Problem details >>
Quote every line of the material beneath this one.

Material for the task >>
#####

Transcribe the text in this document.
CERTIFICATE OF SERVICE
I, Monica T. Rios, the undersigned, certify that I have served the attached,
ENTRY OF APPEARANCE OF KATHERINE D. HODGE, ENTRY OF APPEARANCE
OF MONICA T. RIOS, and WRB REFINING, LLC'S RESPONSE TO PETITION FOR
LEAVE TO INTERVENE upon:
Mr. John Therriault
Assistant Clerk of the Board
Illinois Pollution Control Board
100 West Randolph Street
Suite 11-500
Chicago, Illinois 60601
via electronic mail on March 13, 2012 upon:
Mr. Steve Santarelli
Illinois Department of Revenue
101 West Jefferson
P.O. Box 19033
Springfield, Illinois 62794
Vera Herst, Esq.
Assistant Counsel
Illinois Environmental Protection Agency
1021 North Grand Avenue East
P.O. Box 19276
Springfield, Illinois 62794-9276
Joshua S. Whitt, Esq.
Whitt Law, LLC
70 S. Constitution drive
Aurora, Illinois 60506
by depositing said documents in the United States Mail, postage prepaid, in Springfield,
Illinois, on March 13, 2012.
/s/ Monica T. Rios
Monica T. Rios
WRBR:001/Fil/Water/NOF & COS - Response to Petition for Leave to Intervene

#####

Problem solution >>
Transcribe the text in this document.
CERTIFICATE OF SERVICE
I, Monica T. Rios, the undersigned, certify that I have served the attached,
ENTRY OF APPEARANCE OF KATHERINE D. HODGE, ENTRY OF APPEARANCE
OF MONICA T. RIOS, and WRB REFINING, LLC'S RESPONSE TO PETITION FOR
LEAVE TO INTERVENE upon:
Mr. John Therriault
Assistant Clerk of the Board
Illinois Pollution Control Board
100 West Randolph Street
Suite 11-500
Chicago, Illinois 60601
via electronic mail on March 13, 2012 upon:
Mr. Steve Santarelli
Illinois Department of Revenue
101 West Jefferson
P.O. Box 19033
Springfield, Illinois 62794
Vera Herst, Esq.
Assistant Counsel
Illinois Environmental Protection Agency
1021 North Grand Avenue East
P.O. Box 19276
Springfield, Illinois 62794-9276
Joshua S. Whitt, Esq.
Whitt Law, LLC
70 S. Constitution drive
Aurora, Illinois 60506
by depositing said documents in the United States Mail, postage prepaid, in Springfield,
Illinois, on March 13, 2012.
/s/ Monica T. Rios
Monica T. Rios
WRBR:001/Fil/Water/NOF & COS - Response to Petition for Leave to Intervene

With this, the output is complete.